What is being asked:
Exactly reproduce the entries, dropping any pictures from your copy.

____________________

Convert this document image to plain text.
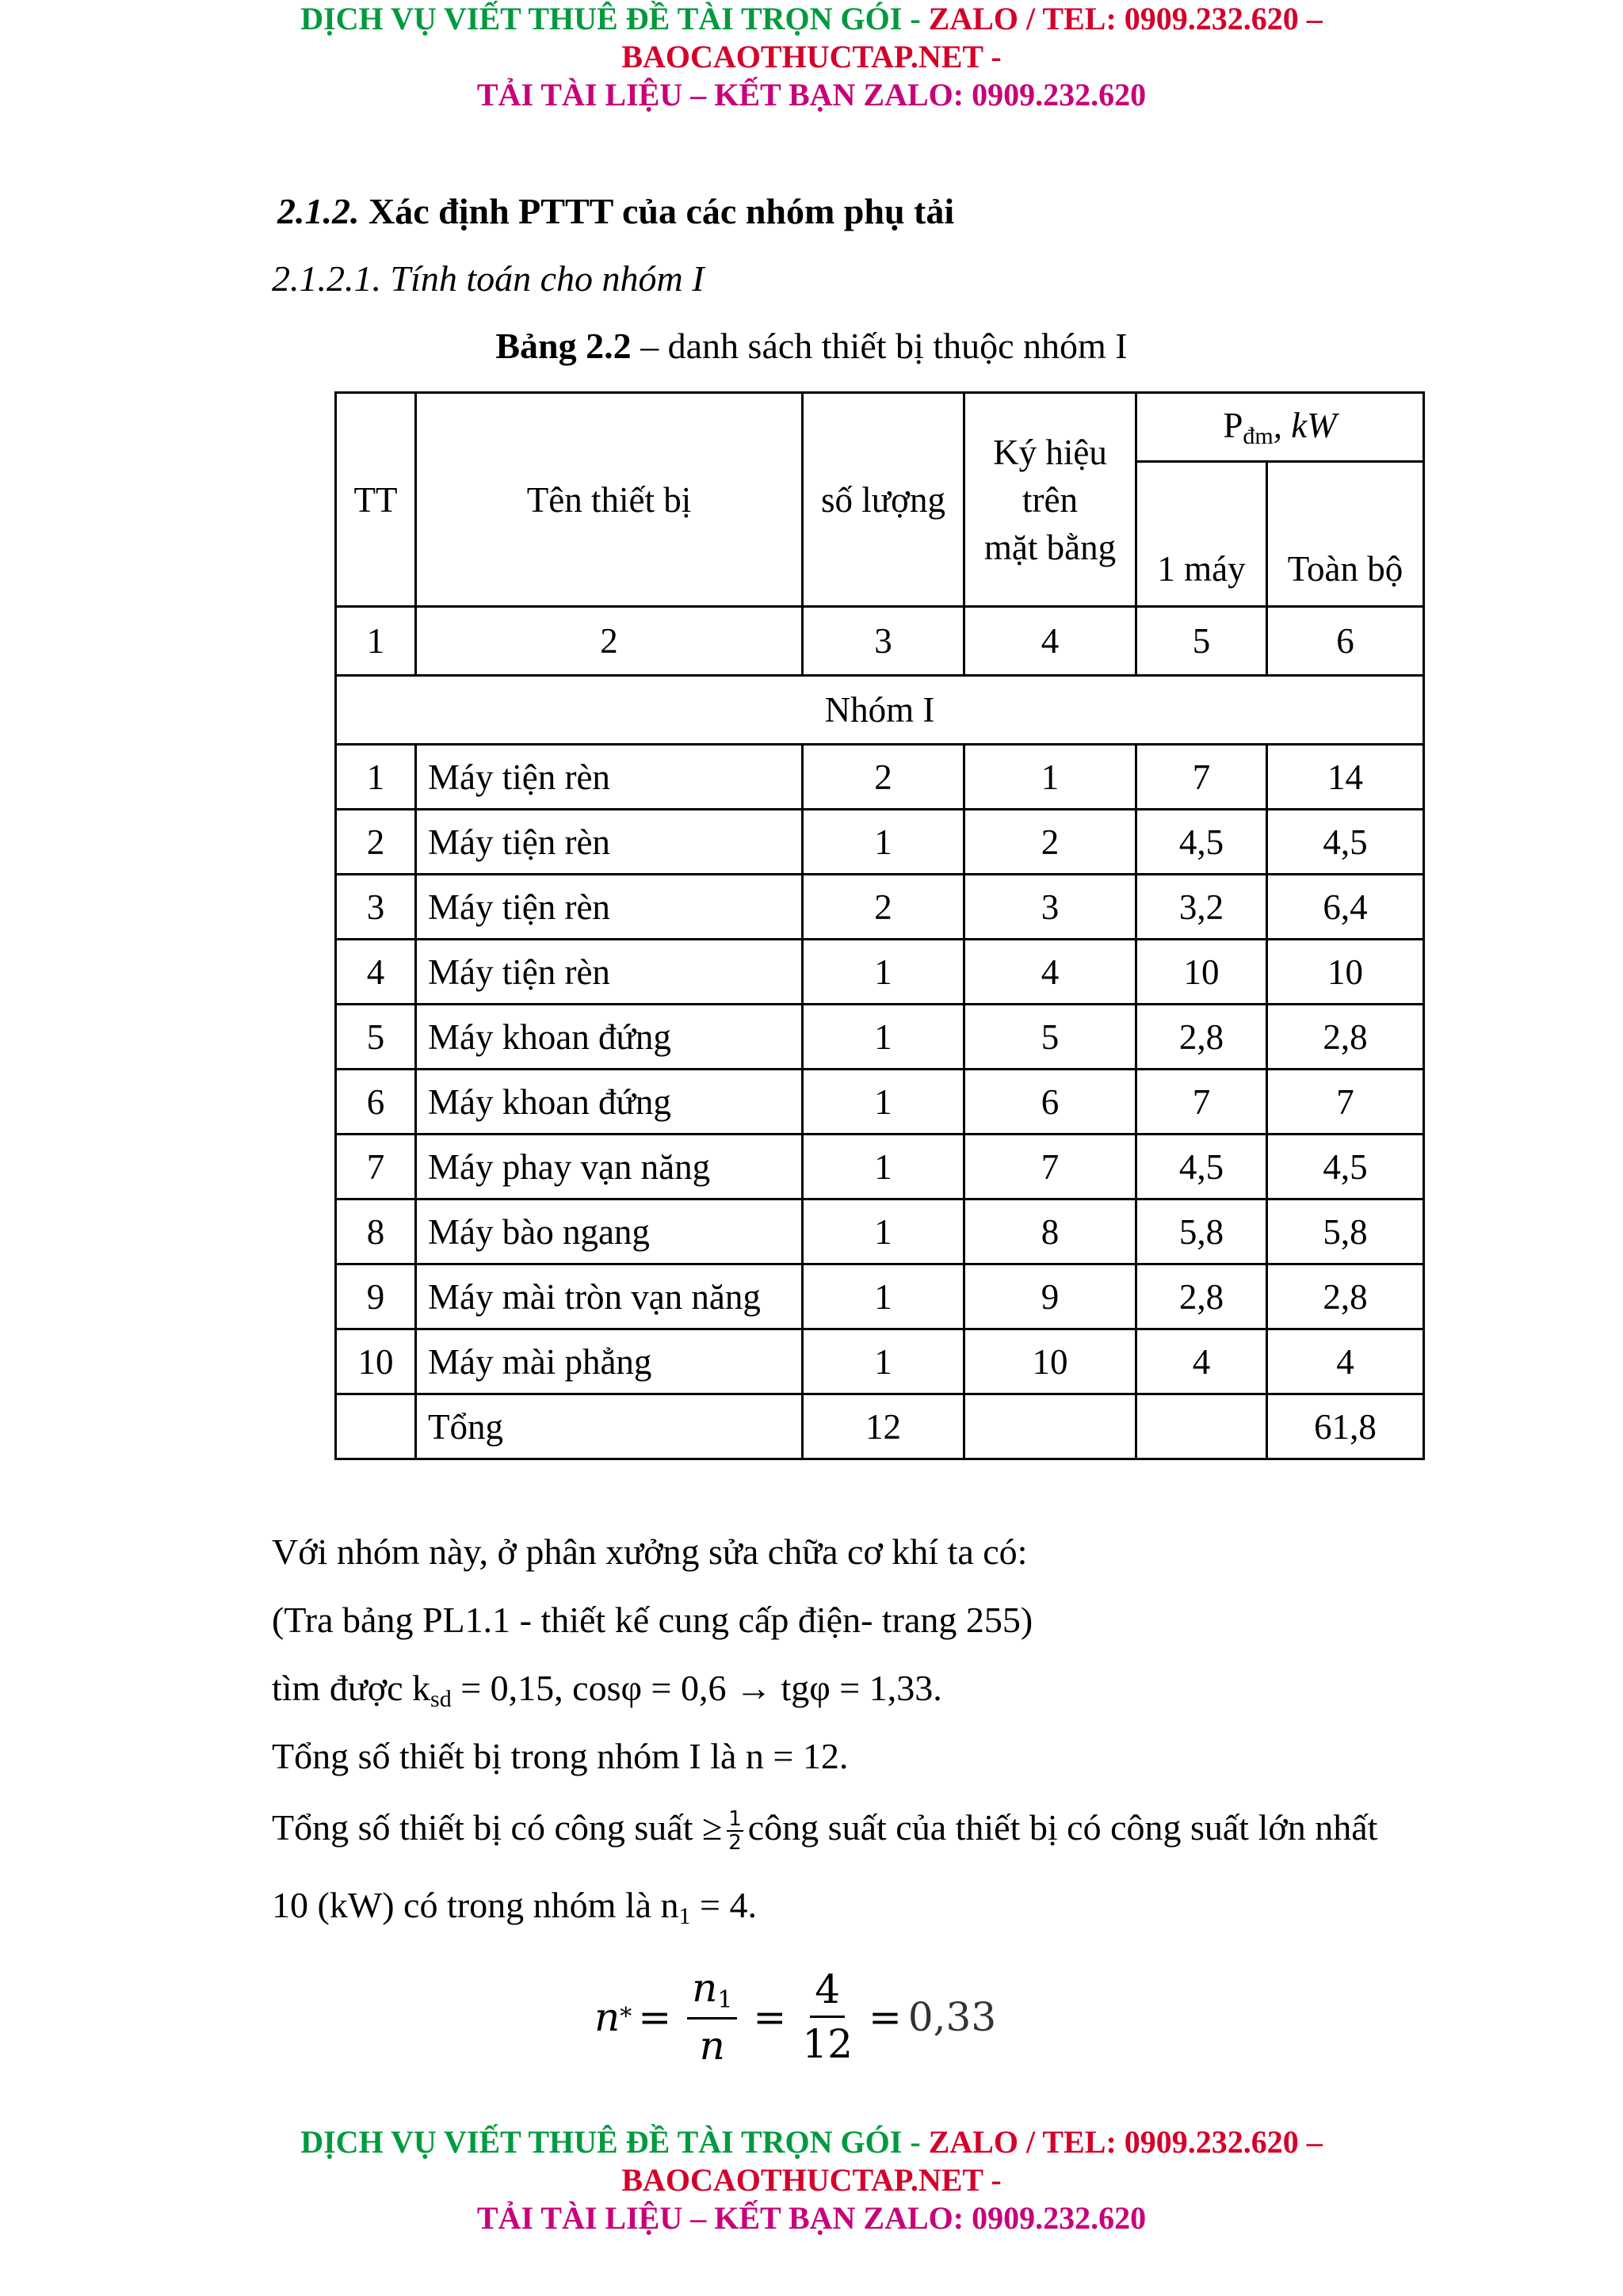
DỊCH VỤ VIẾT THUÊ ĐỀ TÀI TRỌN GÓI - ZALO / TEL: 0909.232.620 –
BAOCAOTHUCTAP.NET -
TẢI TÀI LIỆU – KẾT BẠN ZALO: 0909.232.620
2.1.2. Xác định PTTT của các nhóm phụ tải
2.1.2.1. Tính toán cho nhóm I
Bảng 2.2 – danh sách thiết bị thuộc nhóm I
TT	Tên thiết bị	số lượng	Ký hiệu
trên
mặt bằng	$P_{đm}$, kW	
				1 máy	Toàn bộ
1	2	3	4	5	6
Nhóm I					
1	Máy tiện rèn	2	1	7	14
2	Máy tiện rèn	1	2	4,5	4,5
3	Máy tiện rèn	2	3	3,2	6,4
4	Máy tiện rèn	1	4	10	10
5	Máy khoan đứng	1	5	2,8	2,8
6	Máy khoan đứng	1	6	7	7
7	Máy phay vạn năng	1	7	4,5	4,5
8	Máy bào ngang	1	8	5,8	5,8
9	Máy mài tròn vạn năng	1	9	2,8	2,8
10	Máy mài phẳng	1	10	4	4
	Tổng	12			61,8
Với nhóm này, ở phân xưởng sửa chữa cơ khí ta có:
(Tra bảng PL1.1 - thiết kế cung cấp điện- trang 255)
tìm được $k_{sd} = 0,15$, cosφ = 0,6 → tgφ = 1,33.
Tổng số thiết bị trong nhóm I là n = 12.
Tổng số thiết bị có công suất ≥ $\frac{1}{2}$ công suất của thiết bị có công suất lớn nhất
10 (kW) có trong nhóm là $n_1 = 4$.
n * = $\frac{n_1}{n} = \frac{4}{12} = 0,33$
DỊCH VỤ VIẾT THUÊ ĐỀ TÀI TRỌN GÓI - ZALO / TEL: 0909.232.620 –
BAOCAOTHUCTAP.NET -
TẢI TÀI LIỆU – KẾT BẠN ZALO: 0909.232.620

____________________

Reply:
Convert this document image to plain text.
DỊCH VỤ VIẾT THUÊ ĐỀ TÀI TRỌN GÓI - ZALO / TEL: 0909.232.620 –
BAOCAOTHUCTAP.NET -
TẢI TÀI LIỆU – KẾT BẠN ZALO: 0909.232.620
2.1.2. Xác định PTTT của các nhóm phụ tải
2.1.2.1. Tính toán cho nhóm I
Bảng 2.2 – danh sách thiết bị thuộc nhóm I
TT	Tên thiết bị	số lượng	Ký hiệu
trên
mặt bằng	$P_{đm}$, kW	
				1 máy	Toàn bộ
1	2	3	4	5	6
Nhóm I					
1	Máy tiện rèn	2	1	7	14
2	Máy tiện rèn	1	2	4,5	4,5
3	Máy tiện rèn	2	3	3,2	6,4
4	Máy tiện rèn	1	4	10	10
5	Máy khoan đứng	1	5	2,8	2,8
6	Máy khoan đứng	1	6	7	7
7	Máy phay vạn năng	1	7	4,5	4,5
8	Máy bào ngang	1	8	5,8	5,8
9	Máy mài tròn vạn năng	1	9	2,8	2,8
10	Máy mài phẳng	1	10	4	4
	Tổng	12			61,8
Với nhóm này, ở phân xưởng sửa chữa cơ khí ta có:
(Tra bảng PL1.1 - thiết kế cung cấp điện- trang 255)
tìm được $k_{sd} = 0,15$, cosφ = 0,6 → tgφ = 1,33.
Tổng số thiết bị trong nhóm I là n = 12.
Tổng số thiết bị có công suất ≥ $\frac{1}{2}$ công suất của thiết bị có công suất lớn nhất
10 (kW) có trong nhóm là $n_1 = 4$.
n * = $\frac{n_1}{n} = \frac{4}{12} = 0,33$
DỊCH VỤ VIẾT THUÊ ĐỀ TÀI TRỌN GÓI - ZALO / TEL: 0909.232.620 –
BAOCAOTHUCTAP.NET -
TẢI TÀI LIỆU – KẾT BẠN ZALO: 0909.232.620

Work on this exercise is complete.